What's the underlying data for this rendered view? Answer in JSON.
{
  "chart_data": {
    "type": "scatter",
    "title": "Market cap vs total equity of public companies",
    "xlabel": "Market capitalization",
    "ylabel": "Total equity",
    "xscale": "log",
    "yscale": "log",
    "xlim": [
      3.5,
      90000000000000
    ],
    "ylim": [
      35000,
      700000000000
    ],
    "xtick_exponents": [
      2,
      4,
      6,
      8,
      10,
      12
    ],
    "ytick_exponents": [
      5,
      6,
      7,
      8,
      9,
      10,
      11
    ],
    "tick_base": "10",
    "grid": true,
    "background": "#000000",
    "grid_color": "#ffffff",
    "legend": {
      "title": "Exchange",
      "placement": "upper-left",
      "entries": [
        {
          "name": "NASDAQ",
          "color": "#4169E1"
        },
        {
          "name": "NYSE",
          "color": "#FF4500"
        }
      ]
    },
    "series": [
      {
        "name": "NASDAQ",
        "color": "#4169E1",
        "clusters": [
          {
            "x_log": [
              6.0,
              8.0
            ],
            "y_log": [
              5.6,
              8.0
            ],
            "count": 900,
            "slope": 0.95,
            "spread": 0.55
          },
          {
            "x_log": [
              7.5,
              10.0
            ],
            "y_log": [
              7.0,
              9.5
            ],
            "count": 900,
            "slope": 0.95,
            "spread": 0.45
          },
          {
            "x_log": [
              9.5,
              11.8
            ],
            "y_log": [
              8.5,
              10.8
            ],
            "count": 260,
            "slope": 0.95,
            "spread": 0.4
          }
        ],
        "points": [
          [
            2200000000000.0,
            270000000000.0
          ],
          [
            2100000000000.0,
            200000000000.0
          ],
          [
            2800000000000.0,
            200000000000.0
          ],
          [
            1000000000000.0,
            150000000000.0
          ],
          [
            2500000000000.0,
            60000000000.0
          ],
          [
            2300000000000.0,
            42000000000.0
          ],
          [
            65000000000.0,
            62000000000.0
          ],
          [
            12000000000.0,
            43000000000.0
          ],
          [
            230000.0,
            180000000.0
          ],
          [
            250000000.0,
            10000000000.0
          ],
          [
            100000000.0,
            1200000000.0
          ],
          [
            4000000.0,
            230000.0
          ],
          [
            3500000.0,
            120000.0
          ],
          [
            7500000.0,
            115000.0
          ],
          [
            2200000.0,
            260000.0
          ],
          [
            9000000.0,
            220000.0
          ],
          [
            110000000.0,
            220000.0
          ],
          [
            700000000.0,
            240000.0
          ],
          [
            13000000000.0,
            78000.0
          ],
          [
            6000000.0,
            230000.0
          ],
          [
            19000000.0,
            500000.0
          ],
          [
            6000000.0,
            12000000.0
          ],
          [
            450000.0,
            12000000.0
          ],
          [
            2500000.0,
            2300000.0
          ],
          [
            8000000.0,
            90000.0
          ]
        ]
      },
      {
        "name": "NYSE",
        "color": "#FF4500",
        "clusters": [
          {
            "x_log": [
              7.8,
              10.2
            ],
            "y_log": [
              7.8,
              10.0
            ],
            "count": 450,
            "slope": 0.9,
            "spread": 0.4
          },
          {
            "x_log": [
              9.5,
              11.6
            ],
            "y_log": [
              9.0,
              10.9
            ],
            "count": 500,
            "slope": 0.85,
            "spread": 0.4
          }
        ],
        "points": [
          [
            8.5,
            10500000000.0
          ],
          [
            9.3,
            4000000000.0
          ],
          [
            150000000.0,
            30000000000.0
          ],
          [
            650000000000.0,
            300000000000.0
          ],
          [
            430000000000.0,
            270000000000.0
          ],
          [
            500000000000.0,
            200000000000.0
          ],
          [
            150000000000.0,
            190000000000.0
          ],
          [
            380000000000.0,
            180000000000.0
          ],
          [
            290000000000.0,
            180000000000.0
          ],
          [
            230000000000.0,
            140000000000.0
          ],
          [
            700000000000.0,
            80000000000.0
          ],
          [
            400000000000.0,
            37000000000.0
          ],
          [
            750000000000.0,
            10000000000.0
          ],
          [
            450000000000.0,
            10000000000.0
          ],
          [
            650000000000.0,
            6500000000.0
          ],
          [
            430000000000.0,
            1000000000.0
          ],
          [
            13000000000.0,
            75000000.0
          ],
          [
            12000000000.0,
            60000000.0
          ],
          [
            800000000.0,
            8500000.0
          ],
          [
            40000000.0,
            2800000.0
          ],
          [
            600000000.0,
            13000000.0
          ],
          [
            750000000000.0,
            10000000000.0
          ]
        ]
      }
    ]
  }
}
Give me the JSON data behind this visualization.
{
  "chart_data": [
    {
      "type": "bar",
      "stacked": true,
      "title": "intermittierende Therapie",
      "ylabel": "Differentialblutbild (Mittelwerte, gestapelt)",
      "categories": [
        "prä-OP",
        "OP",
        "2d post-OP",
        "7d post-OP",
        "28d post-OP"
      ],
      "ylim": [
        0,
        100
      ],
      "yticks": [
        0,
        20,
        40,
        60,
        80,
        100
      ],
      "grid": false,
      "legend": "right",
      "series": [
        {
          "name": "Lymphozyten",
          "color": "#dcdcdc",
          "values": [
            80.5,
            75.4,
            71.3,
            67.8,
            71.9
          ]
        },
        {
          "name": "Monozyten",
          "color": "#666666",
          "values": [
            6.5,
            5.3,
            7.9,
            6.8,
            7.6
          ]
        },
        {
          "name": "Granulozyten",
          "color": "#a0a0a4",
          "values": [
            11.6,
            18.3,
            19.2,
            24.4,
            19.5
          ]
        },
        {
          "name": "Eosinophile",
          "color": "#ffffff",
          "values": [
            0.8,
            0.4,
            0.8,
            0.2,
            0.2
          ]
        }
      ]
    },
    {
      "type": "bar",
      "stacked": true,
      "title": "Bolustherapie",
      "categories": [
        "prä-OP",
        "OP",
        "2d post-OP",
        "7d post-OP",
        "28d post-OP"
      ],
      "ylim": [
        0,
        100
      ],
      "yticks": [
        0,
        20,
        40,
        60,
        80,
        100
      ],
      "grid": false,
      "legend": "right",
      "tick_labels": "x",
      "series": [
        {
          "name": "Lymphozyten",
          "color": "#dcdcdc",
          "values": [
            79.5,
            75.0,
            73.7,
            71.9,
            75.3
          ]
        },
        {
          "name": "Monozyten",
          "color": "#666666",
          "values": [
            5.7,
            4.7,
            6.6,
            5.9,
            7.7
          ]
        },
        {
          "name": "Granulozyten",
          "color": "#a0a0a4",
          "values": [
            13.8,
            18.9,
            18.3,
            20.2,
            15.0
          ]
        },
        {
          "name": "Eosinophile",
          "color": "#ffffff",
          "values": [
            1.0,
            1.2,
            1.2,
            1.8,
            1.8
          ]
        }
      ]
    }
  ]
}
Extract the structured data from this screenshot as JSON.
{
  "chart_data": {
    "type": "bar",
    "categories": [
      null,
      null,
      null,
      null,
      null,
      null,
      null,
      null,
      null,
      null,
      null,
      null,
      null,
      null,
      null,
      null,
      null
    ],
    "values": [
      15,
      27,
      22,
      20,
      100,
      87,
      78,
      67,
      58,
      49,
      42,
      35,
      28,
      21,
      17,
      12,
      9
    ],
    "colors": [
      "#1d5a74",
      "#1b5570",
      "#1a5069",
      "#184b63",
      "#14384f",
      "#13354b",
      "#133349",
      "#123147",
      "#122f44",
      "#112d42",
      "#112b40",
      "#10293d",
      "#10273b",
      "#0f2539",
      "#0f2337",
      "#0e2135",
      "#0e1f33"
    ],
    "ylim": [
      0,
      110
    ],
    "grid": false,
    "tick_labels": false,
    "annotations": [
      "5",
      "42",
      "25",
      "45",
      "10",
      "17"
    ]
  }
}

Aim of the exercise -> Looking at the records above, count the lines where the word "JSON" appears. State only the number.

Written solution -> 3